● WHAT THE TASK ASKS
Filter these entries, keeping only lines that hold the word "mnemonic".
:::
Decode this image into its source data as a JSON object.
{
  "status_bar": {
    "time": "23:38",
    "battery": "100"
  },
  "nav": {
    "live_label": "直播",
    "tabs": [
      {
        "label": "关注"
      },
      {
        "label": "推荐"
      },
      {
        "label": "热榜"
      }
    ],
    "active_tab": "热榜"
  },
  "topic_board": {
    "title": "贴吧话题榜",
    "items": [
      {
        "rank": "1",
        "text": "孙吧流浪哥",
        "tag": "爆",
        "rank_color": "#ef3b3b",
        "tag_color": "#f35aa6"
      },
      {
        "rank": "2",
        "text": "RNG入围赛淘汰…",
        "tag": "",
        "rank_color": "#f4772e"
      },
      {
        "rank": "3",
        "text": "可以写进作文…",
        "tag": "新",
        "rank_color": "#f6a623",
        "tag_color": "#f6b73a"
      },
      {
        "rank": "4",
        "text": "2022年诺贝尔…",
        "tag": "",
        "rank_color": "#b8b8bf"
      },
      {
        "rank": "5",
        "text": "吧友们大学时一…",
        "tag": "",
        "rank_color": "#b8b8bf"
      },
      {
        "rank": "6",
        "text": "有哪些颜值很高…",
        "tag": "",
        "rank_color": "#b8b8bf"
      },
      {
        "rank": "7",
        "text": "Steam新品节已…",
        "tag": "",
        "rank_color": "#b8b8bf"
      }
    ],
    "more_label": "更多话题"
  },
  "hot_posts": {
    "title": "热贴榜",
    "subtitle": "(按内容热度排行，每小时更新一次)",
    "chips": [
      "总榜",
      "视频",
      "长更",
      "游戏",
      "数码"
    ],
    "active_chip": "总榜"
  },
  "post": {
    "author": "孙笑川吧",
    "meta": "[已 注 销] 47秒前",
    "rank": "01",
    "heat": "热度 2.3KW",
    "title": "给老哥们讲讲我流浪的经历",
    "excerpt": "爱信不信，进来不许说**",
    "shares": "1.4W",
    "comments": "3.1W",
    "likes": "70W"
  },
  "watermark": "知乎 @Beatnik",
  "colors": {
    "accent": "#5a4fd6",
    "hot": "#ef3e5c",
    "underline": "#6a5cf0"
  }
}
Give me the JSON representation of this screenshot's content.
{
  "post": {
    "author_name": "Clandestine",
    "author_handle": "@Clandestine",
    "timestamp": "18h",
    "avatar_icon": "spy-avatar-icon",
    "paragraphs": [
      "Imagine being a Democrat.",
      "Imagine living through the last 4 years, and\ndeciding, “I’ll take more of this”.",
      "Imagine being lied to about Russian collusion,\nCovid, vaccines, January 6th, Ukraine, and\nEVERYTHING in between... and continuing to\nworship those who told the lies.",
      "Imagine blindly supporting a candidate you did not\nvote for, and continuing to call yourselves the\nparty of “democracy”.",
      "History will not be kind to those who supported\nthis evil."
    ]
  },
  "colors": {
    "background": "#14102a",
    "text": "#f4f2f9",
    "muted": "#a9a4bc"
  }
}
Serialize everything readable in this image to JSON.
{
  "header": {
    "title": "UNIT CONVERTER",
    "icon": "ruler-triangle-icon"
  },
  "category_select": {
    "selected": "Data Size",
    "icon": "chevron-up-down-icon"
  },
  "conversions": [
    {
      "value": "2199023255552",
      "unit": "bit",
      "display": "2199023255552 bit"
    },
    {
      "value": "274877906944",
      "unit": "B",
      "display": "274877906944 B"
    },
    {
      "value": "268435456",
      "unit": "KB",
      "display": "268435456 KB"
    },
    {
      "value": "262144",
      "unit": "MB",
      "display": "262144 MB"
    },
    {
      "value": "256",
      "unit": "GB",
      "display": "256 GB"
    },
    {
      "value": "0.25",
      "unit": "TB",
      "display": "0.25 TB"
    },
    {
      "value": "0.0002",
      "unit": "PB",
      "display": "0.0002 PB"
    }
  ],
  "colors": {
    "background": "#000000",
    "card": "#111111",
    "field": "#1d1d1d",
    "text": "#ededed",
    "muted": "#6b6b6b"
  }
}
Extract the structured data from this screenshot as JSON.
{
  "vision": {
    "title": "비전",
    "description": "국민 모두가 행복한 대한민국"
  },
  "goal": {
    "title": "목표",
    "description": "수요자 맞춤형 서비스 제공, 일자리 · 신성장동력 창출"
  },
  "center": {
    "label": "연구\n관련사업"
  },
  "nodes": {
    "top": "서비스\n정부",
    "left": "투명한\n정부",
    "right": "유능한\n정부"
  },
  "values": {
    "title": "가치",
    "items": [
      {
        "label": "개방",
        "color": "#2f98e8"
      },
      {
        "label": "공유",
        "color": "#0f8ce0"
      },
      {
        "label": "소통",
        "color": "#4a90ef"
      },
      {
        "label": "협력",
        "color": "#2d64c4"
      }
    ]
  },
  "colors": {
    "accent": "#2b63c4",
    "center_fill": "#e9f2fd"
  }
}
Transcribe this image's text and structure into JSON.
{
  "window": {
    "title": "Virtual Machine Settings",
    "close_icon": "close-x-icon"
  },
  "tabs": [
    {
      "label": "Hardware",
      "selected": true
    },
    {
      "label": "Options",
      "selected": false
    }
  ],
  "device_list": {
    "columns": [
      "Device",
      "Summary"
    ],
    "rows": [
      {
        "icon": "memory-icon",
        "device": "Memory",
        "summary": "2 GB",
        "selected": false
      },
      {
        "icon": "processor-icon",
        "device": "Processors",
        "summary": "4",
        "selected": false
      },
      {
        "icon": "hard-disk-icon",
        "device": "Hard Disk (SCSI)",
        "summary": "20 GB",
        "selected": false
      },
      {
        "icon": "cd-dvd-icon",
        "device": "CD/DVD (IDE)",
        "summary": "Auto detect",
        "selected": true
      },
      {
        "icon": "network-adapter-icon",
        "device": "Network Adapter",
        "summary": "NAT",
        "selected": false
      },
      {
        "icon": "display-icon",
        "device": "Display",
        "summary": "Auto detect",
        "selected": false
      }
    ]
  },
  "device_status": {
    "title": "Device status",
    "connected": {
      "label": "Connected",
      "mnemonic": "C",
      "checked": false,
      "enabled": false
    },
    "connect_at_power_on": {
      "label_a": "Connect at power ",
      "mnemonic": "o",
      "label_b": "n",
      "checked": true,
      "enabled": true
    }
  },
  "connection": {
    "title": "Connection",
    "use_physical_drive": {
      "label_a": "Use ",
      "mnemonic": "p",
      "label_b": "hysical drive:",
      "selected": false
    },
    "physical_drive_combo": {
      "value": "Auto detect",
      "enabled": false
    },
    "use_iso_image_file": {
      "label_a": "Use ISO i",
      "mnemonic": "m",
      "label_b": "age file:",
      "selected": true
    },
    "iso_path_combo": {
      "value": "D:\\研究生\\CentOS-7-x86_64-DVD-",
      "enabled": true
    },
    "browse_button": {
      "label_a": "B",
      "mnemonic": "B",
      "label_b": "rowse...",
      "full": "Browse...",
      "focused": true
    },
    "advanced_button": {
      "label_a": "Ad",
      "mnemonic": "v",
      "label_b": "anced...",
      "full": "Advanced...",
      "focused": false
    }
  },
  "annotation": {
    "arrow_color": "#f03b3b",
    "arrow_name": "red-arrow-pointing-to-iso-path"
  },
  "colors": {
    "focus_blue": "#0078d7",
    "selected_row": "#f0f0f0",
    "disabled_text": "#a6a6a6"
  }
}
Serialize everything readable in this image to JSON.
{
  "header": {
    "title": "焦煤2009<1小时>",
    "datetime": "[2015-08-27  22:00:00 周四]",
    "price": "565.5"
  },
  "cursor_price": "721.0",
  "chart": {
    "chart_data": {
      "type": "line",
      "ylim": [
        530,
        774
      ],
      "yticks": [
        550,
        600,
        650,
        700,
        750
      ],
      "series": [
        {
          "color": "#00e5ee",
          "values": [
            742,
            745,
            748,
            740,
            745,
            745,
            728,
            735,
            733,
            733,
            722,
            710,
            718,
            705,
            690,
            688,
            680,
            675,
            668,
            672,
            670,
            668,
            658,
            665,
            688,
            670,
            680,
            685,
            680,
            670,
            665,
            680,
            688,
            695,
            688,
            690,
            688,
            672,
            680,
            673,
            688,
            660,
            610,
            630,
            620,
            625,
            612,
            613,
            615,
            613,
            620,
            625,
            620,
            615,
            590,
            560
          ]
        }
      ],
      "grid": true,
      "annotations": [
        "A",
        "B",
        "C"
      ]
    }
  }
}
:::
● ANSWER TO THIS PROBLEM
      "mnemonic": "C",
      "mnemonic": "o",
      "mnemonic": "p",
      "mnemonic": "m",
      "mnemonic": "B",
      "mnemonic": "v",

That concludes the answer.